*Goal*: Look through the material and copy each line holding "volumen".
-- BEGIN Dataset records --
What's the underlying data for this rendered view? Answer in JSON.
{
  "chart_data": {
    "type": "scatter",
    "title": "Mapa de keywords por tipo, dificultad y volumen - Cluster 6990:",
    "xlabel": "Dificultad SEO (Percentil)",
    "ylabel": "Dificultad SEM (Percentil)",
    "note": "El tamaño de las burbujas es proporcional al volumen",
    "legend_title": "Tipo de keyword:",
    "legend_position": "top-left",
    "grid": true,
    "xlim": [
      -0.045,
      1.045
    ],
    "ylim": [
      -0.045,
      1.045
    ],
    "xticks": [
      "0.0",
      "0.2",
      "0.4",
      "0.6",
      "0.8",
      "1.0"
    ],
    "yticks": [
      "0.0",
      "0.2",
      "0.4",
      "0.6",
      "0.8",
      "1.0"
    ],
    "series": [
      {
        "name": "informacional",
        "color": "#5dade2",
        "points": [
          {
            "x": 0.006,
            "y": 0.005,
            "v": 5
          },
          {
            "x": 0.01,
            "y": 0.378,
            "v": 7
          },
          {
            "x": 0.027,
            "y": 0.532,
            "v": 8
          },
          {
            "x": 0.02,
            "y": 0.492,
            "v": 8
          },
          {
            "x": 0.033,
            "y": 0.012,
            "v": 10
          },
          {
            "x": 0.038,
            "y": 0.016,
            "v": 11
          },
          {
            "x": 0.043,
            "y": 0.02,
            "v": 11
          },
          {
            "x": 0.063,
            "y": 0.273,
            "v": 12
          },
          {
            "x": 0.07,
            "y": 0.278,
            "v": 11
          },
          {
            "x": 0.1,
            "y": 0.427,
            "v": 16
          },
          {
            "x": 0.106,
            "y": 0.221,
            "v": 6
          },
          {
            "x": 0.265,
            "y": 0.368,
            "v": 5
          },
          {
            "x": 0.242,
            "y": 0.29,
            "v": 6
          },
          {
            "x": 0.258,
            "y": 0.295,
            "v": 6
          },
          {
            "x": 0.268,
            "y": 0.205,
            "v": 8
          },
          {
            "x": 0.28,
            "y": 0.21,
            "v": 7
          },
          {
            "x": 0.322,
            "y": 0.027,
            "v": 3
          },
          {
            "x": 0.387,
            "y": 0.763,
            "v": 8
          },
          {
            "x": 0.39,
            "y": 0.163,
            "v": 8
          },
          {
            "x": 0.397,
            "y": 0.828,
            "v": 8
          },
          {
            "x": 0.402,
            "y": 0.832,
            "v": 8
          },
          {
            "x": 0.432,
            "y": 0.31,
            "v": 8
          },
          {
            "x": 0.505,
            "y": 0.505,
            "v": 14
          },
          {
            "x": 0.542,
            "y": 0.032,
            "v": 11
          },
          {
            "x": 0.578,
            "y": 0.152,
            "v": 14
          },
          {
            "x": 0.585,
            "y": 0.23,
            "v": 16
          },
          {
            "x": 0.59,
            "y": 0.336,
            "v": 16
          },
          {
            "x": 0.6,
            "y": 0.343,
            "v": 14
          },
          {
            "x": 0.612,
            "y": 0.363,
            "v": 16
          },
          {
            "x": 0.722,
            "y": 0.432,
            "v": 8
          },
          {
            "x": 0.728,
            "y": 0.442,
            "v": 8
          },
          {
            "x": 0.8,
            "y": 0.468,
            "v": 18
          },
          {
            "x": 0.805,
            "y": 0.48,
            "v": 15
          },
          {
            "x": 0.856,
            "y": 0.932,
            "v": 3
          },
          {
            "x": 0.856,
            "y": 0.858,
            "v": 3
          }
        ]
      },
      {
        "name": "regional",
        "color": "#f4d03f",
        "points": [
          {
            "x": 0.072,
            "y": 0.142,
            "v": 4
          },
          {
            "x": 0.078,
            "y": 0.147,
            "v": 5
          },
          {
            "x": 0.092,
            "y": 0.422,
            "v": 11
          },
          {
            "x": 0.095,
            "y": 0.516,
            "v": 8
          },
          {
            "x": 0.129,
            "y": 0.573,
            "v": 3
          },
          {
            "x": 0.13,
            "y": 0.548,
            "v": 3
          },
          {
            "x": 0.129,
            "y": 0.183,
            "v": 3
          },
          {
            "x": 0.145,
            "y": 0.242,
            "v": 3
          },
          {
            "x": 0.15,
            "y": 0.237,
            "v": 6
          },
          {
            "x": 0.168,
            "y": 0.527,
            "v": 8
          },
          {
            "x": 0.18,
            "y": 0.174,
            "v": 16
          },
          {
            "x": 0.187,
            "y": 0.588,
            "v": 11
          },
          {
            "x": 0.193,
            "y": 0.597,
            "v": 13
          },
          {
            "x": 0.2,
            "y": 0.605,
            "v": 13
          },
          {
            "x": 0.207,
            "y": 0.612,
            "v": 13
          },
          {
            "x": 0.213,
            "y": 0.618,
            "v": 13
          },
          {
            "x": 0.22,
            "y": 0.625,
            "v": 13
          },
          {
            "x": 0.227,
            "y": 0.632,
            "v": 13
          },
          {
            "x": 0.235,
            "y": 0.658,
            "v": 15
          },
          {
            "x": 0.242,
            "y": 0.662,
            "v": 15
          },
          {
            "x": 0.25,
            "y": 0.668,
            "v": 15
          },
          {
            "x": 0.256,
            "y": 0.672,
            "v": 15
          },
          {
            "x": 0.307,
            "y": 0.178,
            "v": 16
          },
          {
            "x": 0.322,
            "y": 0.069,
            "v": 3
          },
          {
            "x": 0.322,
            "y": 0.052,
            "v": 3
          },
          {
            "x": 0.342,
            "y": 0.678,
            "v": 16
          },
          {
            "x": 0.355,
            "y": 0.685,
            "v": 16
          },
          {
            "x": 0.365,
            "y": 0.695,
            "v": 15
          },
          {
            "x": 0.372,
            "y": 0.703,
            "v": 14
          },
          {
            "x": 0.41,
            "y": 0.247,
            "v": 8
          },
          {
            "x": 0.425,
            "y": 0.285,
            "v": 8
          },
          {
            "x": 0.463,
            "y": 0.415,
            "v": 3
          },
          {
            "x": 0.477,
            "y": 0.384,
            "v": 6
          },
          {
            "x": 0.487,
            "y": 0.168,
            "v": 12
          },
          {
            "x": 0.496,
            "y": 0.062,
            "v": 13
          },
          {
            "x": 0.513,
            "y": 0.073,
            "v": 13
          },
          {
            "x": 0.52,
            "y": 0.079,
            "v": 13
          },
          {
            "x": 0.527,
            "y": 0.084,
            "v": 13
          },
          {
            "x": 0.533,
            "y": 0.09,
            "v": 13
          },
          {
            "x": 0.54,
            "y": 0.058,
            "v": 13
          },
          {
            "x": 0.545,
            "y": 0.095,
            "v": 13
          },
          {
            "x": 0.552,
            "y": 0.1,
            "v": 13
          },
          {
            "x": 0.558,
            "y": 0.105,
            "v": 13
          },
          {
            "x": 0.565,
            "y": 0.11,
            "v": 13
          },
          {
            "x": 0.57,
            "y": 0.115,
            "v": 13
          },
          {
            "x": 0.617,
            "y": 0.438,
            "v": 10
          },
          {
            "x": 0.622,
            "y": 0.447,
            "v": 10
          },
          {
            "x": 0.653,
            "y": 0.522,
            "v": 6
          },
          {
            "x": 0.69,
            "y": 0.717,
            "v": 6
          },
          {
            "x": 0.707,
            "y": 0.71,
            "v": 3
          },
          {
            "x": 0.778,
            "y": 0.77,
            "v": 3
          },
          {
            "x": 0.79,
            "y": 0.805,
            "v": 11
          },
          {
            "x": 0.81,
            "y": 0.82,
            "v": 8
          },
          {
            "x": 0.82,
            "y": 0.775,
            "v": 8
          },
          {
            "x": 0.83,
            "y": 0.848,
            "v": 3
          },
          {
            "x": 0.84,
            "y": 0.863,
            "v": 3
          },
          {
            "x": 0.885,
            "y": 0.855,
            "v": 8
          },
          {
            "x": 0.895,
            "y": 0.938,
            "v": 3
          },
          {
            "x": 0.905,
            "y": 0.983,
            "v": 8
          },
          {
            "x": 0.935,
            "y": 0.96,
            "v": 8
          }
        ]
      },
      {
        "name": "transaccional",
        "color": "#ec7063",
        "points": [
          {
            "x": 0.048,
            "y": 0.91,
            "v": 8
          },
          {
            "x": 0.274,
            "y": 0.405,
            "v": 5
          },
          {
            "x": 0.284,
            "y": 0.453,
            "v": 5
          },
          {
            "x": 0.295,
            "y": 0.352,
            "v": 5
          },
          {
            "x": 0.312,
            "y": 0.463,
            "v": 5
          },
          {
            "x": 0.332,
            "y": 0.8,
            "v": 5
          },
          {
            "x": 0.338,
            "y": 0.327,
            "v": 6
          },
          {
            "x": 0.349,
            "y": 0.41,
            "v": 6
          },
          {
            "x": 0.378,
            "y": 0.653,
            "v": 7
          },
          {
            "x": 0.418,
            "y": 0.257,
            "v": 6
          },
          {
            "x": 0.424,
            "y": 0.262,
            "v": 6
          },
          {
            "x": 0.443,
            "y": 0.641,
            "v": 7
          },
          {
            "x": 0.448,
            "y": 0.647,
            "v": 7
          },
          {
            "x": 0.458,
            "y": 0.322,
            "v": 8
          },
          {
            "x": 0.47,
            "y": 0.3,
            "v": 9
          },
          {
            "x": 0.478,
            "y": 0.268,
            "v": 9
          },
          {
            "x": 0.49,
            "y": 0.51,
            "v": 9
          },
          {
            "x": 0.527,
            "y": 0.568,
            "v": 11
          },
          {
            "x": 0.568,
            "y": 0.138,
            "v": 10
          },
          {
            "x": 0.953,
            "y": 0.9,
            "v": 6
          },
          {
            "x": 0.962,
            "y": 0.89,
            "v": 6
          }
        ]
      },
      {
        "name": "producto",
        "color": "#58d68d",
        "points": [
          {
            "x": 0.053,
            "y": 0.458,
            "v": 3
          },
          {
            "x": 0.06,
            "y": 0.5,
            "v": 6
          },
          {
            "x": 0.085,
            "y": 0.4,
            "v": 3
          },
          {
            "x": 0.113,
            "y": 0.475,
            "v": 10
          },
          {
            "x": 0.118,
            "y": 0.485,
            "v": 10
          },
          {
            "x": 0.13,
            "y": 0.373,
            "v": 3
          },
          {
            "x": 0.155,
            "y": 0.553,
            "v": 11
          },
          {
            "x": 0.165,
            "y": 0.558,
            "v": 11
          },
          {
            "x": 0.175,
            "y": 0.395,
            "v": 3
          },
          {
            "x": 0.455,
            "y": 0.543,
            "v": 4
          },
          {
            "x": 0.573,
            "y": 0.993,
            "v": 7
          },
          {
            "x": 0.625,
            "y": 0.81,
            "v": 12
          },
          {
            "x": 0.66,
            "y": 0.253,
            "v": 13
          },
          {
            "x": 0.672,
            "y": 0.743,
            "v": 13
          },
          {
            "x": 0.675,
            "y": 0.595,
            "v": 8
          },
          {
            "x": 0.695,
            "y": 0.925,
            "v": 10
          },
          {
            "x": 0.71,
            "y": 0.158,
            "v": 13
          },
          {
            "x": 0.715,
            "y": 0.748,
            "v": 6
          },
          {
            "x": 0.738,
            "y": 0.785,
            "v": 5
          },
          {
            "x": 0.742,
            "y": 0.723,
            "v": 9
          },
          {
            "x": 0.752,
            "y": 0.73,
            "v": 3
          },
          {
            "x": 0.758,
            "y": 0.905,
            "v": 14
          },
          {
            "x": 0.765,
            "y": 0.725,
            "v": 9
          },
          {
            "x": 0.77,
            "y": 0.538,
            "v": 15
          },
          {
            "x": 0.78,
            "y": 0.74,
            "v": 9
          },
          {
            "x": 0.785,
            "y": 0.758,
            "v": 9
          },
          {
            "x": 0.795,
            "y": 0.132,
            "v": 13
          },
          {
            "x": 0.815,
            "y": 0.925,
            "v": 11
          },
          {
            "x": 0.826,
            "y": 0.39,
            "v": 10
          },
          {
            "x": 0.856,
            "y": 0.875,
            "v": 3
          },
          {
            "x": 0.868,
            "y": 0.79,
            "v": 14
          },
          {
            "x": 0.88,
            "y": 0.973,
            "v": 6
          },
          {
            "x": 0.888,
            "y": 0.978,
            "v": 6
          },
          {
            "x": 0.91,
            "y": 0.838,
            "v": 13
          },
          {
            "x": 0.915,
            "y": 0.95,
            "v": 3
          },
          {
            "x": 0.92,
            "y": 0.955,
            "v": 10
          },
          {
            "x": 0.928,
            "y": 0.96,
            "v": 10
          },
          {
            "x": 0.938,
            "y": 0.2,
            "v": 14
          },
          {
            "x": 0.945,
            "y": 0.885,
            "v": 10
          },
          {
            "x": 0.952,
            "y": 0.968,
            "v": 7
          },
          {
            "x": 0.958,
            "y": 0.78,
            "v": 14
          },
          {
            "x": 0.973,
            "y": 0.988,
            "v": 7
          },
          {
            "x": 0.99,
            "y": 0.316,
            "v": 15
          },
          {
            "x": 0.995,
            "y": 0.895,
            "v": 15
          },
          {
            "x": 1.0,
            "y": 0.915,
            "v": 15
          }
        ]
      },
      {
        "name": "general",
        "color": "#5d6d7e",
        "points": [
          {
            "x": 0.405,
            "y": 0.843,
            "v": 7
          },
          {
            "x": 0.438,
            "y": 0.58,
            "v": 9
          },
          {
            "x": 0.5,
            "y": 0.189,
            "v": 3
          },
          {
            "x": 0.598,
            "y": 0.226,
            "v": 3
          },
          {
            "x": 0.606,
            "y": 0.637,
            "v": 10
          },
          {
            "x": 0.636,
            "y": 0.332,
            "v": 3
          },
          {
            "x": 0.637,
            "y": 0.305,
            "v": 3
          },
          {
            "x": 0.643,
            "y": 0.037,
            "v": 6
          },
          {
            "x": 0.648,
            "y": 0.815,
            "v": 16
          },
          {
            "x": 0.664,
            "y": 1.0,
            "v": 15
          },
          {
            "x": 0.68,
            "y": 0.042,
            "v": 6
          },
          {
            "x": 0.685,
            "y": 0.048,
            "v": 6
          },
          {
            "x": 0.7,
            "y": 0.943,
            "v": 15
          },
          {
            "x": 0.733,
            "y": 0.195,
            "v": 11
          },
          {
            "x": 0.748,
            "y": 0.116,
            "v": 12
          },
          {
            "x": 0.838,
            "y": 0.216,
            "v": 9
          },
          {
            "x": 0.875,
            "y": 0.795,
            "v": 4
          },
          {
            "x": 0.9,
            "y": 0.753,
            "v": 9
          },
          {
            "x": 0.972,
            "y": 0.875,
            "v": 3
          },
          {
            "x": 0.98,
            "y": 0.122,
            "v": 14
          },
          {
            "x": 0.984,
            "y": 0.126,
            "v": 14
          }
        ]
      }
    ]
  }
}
-- END Dataset records --
*Response to this exercise*:
    "title": "Mapa de keywords por tipo, dificultad y volumen - Cluster 6990:",
    "note": "El tamaño de las burbujas es proporcional al volumen",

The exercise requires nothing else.